== WHAT YOU NEED TO DO ==
Look through the lines below and extract any with the word "complex".

== ENTRIES SUPPLIED ==
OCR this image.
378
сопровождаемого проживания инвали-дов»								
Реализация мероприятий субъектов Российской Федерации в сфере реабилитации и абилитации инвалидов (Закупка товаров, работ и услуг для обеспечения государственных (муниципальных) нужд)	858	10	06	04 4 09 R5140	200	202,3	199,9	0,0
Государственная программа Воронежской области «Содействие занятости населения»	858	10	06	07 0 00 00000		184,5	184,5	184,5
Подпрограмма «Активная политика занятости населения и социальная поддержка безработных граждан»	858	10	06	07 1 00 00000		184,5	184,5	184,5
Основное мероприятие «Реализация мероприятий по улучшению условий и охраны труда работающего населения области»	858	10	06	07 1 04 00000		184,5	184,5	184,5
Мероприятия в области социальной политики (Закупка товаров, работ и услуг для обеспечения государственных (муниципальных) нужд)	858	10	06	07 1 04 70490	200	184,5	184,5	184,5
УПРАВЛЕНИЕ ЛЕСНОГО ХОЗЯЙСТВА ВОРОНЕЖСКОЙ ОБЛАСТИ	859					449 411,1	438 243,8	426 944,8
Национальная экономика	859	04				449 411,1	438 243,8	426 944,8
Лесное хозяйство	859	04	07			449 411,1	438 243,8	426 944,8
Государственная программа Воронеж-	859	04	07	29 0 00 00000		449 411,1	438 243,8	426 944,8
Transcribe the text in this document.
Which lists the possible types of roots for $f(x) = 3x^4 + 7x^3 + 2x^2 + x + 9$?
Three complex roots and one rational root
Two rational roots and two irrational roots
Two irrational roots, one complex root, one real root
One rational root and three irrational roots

== ANSWER ==
Three complex roots and one rational root
Two irrational roots, one complex root, one real root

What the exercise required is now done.